--- PROVIDED DATA ---

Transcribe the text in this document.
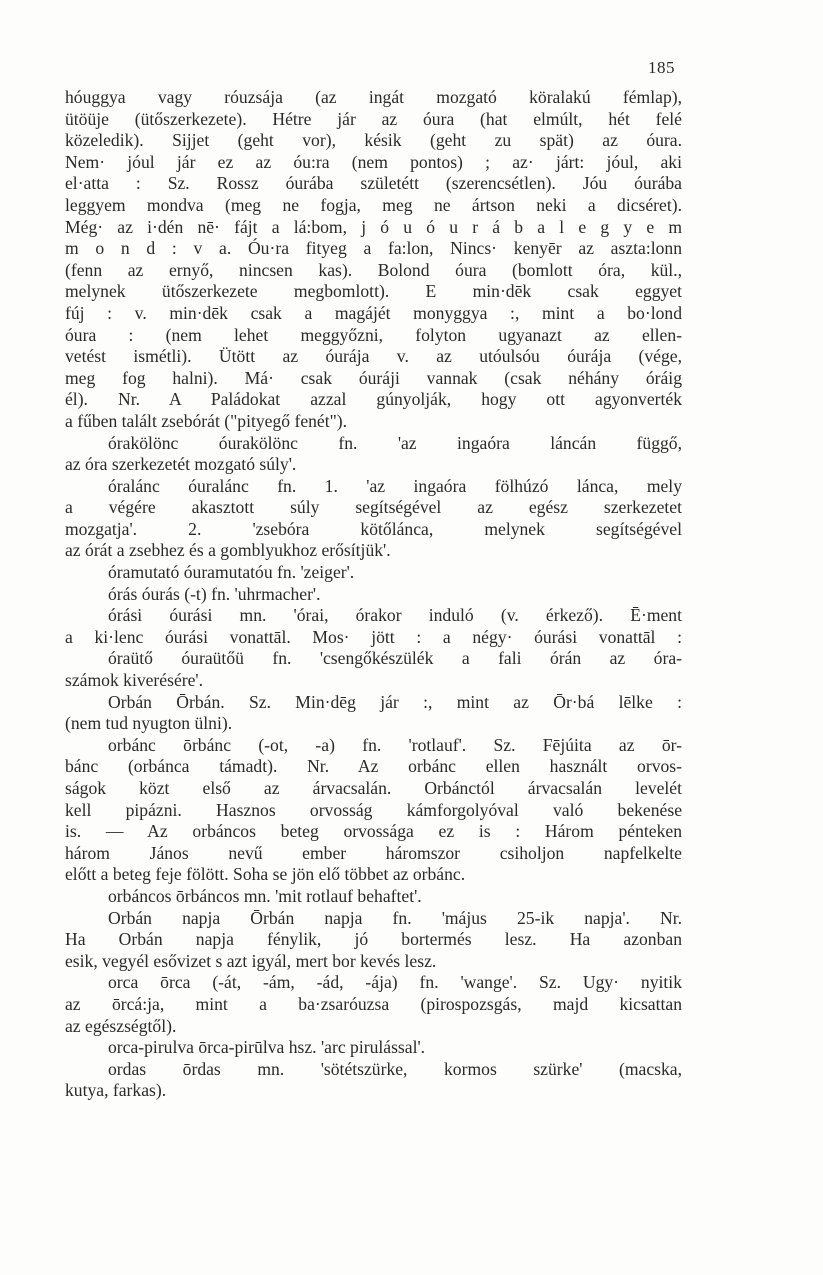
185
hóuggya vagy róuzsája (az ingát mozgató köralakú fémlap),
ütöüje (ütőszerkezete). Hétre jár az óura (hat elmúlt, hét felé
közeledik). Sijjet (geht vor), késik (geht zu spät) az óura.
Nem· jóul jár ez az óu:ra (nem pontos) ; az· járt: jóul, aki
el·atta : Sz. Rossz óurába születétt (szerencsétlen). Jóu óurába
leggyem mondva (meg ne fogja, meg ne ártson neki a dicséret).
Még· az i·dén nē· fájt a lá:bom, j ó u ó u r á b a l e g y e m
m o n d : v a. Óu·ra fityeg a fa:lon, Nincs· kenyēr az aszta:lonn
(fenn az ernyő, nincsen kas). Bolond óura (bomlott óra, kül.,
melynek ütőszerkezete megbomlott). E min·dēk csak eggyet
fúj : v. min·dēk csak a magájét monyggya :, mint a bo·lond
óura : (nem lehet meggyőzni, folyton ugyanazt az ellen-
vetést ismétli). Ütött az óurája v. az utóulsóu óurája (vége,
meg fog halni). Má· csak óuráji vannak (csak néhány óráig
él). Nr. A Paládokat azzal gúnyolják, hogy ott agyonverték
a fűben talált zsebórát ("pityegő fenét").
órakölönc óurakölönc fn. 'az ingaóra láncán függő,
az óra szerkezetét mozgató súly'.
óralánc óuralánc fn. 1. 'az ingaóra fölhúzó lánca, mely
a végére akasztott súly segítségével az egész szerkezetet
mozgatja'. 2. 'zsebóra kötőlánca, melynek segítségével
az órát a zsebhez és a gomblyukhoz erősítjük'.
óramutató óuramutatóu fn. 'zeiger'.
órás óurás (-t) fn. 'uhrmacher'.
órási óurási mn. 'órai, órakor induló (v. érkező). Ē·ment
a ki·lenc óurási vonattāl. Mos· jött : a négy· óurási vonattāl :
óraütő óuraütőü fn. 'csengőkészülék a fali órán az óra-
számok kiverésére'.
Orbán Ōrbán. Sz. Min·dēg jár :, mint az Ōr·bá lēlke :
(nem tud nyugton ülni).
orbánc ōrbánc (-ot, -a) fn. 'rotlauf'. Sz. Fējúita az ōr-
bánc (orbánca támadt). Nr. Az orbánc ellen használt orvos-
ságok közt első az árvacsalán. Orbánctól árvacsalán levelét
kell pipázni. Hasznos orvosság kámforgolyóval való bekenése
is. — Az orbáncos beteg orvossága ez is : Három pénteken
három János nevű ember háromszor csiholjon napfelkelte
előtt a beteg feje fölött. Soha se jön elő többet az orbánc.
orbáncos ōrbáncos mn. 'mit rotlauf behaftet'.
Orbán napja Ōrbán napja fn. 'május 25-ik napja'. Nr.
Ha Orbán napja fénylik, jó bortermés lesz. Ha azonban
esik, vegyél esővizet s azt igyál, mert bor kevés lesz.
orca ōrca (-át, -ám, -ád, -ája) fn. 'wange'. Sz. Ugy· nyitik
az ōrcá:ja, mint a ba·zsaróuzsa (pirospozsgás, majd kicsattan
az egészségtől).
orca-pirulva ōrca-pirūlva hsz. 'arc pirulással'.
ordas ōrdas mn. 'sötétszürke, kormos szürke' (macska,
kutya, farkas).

---
--- PROVIDED DATA ---

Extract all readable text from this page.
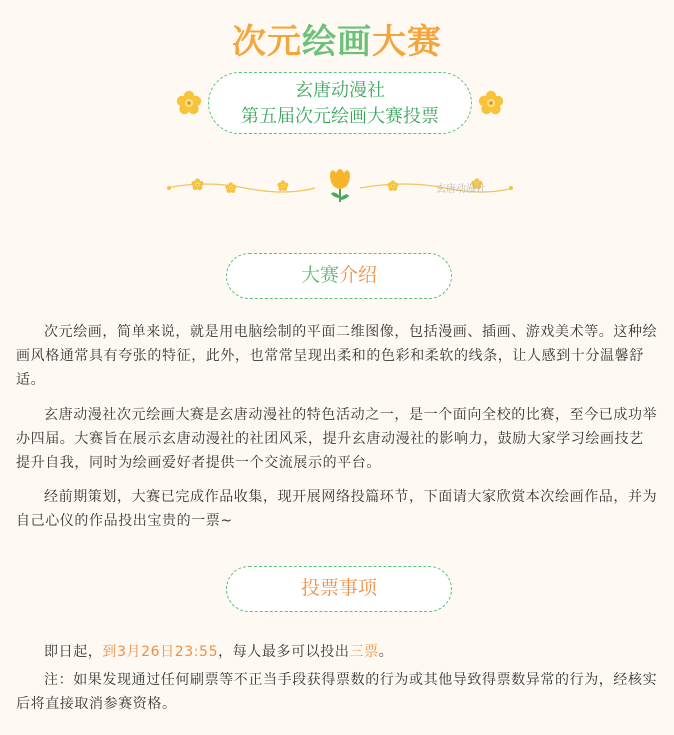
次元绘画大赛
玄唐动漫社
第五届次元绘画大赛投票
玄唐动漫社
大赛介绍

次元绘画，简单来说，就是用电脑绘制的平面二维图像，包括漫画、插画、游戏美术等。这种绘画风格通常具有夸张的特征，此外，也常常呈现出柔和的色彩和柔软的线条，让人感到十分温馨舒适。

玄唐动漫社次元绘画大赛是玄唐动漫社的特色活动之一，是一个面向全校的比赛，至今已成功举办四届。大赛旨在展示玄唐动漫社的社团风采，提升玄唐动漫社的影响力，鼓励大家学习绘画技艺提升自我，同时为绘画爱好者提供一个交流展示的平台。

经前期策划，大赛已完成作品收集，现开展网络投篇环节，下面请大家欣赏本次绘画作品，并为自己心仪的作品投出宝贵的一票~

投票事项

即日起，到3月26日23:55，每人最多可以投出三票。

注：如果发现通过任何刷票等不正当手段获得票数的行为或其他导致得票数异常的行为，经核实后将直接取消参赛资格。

---

• TO BE DONE
Copy each line above containing the string "rotlauf".

• TASK RESULT
orbánc ōrbánc (-ot, -a) fn. 'rotlauf'. Sz. Fējúita az ōr-
orbáncos ōrbáncos mn. 'mit rotlauf behaftet'.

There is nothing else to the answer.